[Rows start]
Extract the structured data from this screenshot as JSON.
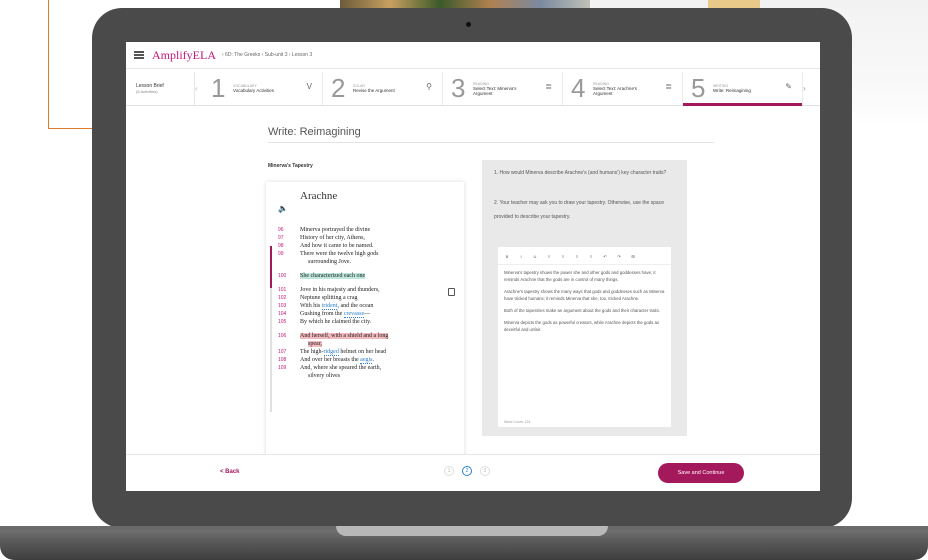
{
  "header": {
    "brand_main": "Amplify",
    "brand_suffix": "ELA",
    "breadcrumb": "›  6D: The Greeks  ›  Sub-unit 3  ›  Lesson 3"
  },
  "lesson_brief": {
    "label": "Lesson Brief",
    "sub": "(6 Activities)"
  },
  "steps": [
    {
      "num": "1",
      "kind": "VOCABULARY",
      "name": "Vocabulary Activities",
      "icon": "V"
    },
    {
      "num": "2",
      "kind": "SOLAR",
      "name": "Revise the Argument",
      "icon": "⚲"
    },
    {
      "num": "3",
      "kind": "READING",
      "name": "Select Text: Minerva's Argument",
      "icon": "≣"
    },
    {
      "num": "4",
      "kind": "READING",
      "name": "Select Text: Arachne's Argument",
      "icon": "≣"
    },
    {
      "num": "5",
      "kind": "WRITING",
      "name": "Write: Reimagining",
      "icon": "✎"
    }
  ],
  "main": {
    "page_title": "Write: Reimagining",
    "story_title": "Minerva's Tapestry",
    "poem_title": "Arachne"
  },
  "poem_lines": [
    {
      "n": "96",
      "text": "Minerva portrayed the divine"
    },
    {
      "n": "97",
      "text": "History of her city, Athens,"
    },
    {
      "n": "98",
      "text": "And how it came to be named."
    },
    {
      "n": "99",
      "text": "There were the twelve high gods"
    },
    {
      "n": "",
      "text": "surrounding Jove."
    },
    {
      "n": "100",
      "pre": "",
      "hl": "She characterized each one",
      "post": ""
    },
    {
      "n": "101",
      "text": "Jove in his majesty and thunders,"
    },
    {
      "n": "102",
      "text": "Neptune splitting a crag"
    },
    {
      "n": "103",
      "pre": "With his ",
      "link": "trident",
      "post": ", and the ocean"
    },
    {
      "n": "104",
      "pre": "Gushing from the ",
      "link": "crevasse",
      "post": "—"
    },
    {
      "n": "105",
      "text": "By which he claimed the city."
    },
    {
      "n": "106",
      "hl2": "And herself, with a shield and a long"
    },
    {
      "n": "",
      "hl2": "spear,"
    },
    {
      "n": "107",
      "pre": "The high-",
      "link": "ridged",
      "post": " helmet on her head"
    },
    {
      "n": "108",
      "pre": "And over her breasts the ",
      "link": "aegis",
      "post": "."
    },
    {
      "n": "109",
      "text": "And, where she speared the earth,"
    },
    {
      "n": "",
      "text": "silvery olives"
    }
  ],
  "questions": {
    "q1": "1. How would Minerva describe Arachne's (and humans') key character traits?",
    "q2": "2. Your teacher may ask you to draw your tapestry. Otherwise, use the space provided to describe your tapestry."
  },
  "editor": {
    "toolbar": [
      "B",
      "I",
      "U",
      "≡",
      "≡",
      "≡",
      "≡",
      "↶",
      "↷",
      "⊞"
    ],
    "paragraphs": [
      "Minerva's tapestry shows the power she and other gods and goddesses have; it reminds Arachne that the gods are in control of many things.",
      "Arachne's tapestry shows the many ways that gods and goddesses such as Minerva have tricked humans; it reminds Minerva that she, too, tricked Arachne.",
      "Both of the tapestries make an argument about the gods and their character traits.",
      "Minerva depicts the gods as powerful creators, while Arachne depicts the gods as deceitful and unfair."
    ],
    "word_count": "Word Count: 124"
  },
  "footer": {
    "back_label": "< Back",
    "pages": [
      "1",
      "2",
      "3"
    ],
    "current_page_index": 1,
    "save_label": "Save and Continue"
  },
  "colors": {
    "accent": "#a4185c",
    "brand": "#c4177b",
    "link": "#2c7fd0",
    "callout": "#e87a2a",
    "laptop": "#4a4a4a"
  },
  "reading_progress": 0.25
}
[Rows end]
What the task requires → Pick out the lines containing the word "humans" and show them.

Response for this exercise →
    "q1": "1. How would Minerva describe Arachne's (and humans') key character traits?",
      "Arachne's tapestry shows the many ways that gods and goddesses such as Minerva have tricked humans; it reminds Minerva that she, too, tricked Arachne.",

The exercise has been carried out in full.